● **DIRECTION**:
Nothing should be left out: output all of the entries exactly.

● **GIVEN RECORDS**:
+ + +

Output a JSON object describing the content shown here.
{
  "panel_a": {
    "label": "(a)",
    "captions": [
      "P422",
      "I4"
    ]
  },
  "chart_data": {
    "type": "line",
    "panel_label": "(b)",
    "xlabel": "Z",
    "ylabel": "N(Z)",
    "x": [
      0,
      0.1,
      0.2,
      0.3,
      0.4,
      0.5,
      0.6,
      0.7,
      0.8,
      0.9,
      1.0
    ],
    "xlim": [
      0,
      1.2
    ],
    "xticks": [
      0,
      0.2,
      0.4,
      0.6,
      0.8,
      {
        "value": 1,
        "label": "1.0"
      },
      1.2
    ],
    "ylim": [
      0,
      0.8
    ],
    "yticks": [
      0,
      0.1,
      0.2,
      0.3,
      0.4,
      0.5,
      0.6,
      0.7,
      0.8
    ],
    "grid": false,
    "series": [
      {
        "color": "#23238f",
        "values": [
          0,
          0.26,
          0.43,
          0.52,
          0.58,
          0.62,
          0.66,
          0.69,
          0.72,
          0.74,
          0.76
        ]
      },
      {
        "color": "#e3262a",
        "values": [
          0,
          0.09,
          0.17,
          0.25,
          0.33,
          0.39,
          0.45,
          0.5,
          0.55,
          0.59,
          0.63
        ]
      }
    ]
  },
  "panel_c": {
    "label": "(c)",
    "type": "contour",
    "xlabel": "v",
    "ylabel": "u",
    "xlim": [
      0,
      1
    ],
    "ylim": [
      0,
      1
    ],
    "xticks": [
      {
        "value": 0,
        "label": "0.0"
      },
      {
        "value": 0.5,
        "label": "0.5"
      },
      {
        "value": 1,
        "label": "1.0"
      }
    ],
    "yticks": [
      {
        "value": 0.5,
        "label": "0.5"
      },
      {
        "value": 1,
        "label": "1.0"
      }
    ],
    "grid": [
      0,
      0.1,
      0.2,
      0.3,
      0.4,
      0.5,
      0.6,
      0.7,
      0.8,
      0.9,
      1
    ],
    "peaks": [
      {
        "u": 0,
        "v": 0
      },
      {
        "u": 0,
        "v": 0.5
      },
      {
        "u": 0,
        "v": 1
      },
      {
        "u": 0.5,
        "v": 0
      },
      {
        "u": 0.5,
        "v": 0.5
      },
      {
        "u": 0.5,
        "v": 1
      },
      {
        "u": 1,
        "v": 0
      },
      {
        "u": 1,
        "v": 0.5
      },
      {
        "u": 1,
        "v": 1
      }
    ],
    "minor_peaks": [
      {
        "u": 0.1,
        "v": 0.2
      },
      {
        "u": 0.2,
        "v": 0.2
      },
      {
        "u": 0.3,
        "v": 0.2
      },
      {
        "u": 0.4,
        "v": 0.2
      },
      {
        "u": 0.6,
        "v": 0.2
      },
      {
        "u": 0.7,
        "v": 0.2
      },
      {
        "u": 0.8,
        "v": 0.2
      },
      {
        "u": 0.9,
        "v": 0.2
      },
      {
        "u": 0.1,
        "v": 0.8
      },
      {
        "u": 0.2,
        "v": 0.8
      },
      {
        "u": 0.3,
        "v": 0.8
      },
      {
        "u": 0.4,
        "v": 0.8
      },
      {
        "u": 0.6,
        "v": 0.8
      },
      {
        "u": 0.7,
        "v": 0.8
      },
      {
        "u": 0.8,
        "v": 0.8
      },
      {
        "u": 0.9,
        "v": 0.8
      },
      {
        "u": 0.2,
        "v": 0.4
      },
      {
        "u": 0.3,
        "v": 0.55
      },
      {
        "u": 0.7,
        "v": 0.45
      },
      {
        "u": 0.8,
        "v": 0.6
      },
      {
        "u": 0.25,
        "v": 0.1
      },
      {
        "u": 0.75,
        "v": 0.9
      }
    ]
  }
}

+ + +

● **RESULT OF THE EXERCISE**:
Output a JSON object describing the content shown here.
{
  "panel_a": {
    "label": "(a)",
    "captions": [
      "P422",
      "I4"
    ]
  },
  "chart_data": {
    "type": "line",
    "panel_label": "(b)",
    "xlabel": "Z",
    "ylabel": "N(Z)",
    "x": [
      0,
      0.1,
      0.2,
      0.3,
      0.4,
      0.5,
      0.6,
      0.7,
      0.8,
      0.9,
      1.0
    ],
    "xlim": [
      0,
      1.2
    ],
    "xticks": [
      0,
      0.2,
      0.4,
      0.6,
      0.8,
      {
        "value": 1,
        "label": "1.0"
      },
      1.2
    ],
    "ylim": [
      0,
      0.8
    ],
    "yticks": [
      0,
      0.1,
      0.2,
      0.3,
      0.4,
      0.5,
      0.6,
      0.7,
      0.8
    ],
    "grid": false,
    "series": [
      {
        "color": "#23238f",
        "values": [
          0,
          0.26,
          0.43,
          0.52,
          0.58,
          0.62,
          0.66,
          0.69,
          0.72,
          0.74,
          0.76
        ]
      },
      {
        "color": "#e3262a",
        "values": [
          0,
          0.09,
          0.17,
          0.25,
          0.33,
          0.39,
          0.45,
          0.5,
          0.55,
          0.59,
          0.63
        ]
      }
    ]
  },
  "panel_c": {
    "label": "(c)",
    "type": "contour",
    "xlabel": "v",
    "ylabel": "u",
    "xlim": [
      0,
      1
    ],
    "ylim": [
      0,
      1
    ],
    "xticks": [
      {
        "value": 0,
        "label": "0.0"
      },
      {
        "value": 0.5,
        "label": "0.5"
      },
      {
        "value": 1,
        "label": "1.0"
      }
    ],
    "yticks": [
      {
        "value": 0.5,
        "label": "0.5"
      },
      {
        "value": 1,
        "label": "1.0"
      }
    ],
    "grid": [
      0,
      0.1,
      0.2,
      0.3,
      0.4,
      0.5,
      0.6,
      0.7,
      0.8,
      0.9,
      1
    ],
    "peaks": [
      {
        "u": 0,
        "v": 0
      },
      {
        "u": 0,
        "v": 0.5
      },
      {
        "u": 0,
        "v": 1
      },
      {
        "u": 0.5,
        "v": 0
      },
      {
        "u": 0.5,
        "v": 0.5
      },
      {
        "u": 0.5,
        "v": 1
      },
      {
        "u": 1,
        "v": 0
      },
      {
        "u": 1,
        "v": 0.5
      },
      {
        "u": 1,
        "v": 1
      }
    ],
    "minor_peaks": [
      {
        "u": 0.1,
        "v": 0.2
      },
      {
        "u": 0.2,
        "v": 0.2
      },
      {
        "u": 0.3,
        "v": 0.2
      },
      {
        "u": 0.4,
        "v": 0.2
      },
      {
        "u": 0.6,
        "v": 0.2
      },
      {
        "u": 0.7,
        "v": 0.2
      },
      {
        "u": 0.8,
        "v": 0.2
      },
      {
        "u": 0.9,
        "v": 0.2
      },
      {
        "u": 0.1,
        "v": 0.8
      },
      {
        "u": 0.2,
        "v": 0.8
      },
      {
        "u": 0.3,
        "v": 0.8
      },
      {
        "u": 0.4,
        "v": 0.8
      },
      {
        "u": 0.6,
        "v": 0.8
      },
      {
        "u": 0.7,
        "v": 0.8
      },
      {
        "u": 0.8,
        "v": 0.8
      },
      {
        "u": 0.9,
        "v": 0.8
      },
      {
        "u": 0.2,
        "v": 0.4
      },
      {
        "u": 0.3,
        "v": 0.55
      },
      {
        "u": 0.7,
        "v": 0.45
      },
      {
        "u": 0.8,
        "v": 0.6
      },
      {
        "u": 0.25,
        "v": 0.1
      },
      {
        "u": 0.75,
        "v": 0.9
      }
    ]
  }
}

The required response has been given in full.